** What needs to be done **
Give the number of lines in the data that contain "ආයතනයක", and nothing more.

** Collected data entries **
* * *

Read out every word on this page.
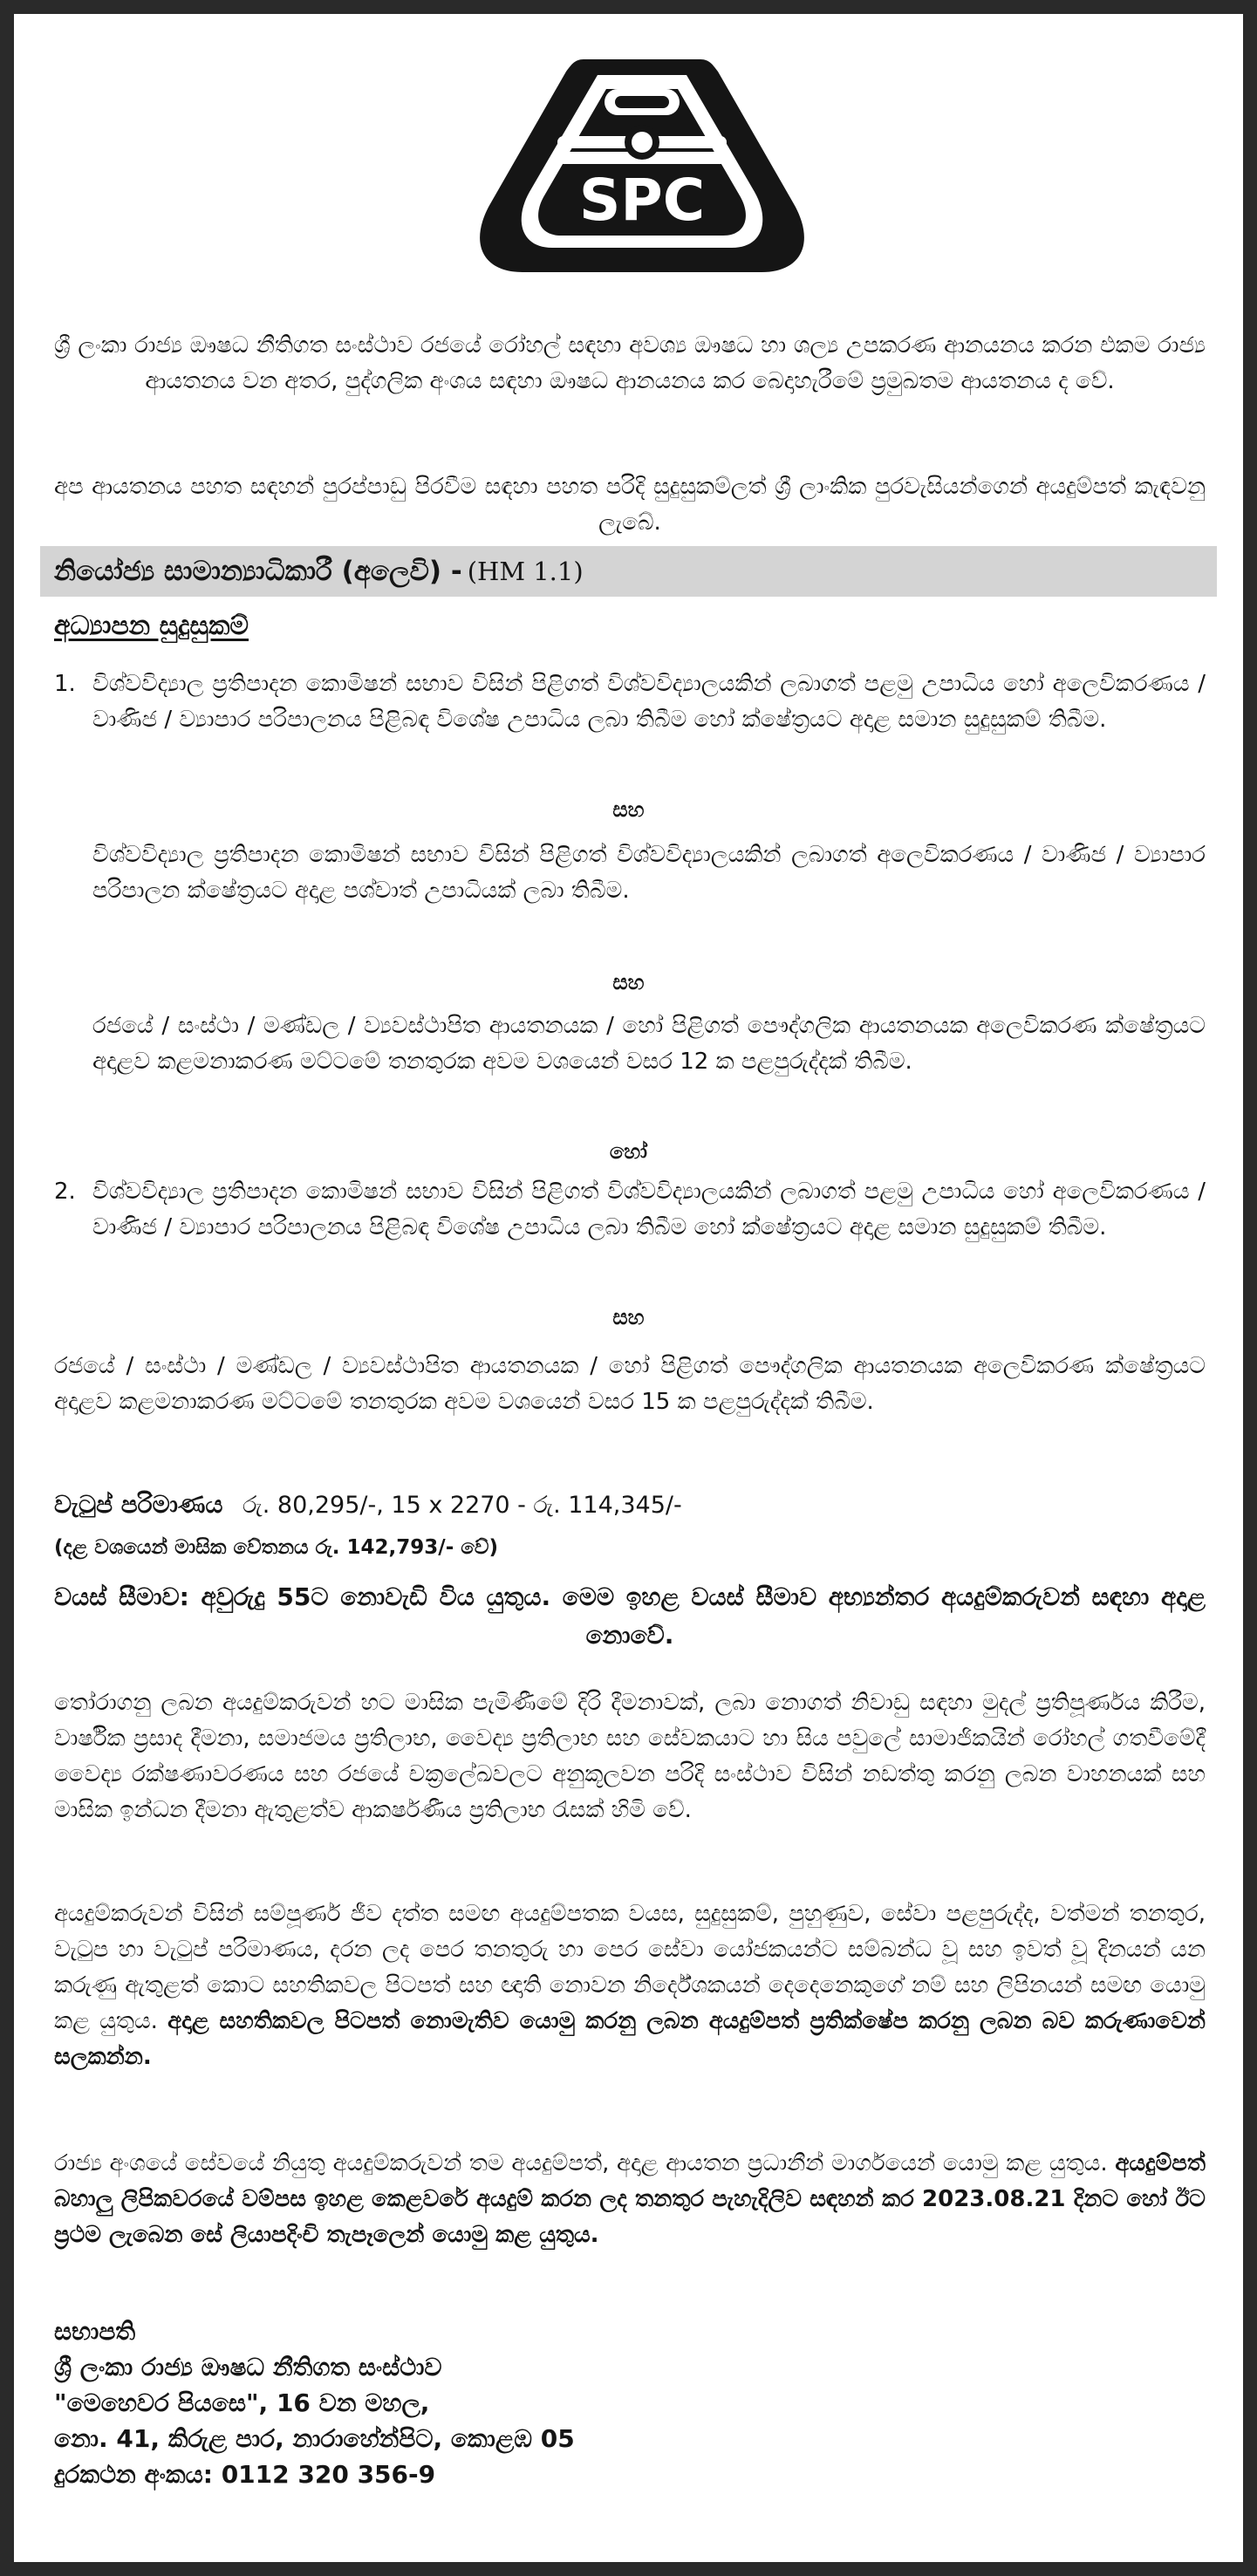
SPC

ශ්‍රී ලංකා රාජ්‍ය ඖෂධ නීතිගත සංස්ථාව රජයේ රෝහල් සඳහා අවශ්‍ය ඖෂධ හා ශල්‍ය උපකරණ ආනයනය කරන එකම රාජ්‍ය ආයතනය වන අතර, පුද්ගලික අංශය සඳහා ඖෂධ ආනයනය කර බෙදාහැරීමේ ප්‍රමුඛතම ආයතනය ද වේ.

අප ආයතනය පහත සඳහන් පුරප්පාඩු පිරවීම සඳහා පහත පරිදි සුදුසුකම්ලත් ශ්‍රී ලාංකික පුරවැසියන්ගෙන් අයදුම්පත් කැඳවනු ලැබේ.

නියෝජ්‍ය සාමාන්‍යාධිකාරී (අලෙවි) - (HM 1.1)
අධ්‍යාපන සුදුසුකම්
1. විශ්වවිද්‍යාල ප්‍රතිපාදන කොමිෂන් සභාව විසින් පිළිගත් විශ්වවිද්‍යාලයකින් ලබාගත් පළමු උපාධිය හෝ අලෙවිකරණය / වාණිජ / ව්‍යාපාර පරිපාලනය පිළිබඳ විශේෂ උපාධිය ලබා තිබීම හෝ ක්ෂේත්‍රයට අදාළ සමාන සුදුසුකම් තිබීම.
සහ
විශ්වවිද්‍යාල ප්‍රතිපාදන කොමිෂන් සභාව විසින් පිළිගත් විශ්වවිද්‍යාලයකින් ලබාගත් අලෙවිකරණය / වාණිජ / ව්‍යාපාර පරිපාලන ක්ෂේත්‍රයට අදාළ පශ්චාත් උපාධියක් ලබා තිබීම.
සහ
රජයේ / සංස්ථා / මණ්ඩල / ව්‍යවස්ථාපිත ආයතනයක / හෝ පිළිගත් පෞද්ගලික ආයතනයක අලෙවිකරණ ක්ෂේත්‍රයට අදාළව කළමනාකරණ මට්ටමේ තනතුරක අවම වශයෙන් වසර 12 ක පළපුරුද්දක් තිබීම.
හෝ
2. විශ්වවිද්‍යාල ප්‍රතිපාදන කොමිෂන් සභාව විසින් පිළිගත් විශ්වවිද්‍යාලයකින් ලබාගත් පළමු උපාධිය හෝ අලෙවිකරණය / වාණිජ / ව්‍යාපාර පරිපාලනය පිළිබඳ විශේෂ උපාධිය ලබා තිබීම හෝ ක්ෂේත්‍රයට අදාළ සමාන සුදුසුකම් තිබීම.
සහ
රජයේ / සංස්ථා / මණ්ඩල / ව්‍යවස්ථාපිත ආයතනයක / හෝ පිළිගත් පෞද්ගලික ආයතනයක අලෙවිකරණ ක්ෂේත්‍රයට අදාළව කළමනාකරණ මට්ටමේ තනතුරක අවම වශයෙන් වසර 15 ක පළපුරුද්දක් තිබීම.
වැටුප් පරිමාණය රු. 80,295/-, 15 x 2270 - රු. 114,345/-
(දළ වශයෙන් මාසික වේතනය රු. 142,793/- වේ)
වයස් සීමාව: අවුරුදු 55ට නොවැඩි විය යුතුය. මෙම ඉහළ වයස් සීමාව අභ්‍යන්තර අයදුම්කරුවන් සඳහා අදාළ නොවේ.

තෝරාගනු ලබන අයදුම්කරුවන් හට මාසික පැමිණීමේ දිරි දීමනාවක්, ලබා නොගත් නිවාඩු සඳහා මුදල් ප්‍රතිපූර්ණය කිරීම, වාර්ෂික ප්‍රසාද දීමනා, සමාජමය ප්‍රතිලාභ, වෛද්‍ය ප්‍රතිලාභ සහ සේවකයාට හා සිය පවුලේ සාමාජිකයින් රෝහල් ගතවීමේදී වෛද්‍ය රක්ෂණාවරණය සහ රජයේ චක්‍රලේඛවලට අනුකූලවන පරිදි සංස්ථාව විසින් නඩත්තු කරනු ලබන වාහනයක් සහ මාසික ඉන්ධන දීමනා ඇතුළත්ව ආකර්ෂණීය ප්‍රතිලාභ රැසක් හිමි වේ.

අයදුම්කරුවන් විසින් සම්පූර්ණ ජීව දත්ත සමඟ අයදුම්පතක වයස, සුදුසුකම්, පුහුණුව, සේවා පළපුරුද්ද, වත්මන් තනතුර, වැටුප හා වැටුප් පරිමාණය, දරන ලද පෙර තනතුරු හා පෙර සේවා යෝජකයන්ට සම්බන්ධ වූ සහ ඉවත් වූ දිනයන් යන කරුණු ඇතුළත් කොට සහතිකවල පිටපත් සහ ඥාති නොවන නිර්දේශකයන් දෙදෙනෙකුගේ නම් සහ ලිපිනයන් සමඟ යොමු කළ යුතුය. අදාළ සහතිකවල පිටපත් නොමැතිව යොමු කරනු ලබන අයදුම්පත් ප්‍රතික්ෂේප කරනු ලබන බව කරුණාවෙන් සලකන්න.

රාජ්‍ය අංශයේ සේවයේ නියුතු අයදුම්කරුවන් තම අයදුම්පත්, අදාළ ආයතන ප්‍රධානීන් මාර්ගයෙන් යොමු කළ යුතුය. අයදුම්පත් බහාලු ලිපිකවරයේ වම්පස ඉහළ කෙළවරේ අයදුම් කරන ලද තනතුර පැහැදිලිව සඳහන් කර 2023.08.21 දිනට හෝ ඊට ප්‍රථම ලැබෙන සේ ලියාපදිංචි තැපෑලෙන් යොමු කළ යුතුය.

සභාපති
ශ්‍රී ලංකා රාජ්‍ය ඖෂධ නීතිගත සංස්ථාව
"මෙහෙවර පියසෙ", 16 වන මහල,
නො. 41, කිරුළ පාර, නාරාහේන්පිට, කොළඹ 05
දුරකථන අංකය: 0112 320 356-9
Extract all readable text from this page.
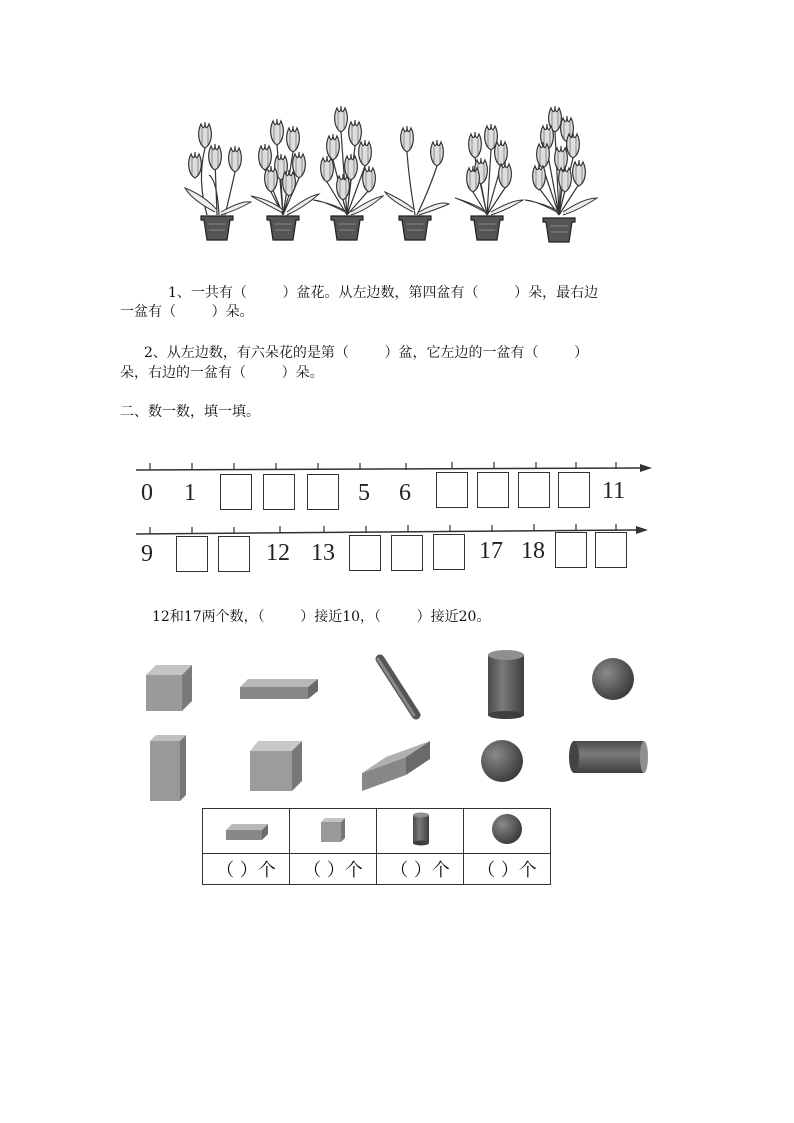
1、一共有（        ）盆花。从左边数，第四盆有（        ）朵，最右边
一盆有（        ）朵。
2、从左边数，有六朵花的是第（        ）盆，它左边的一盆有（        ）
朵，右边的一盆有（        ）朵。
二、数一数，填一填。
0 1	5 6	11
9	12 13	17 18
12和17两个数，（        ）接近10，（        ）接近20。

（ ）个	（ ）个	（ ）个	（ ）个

* * *

** Full answer **
2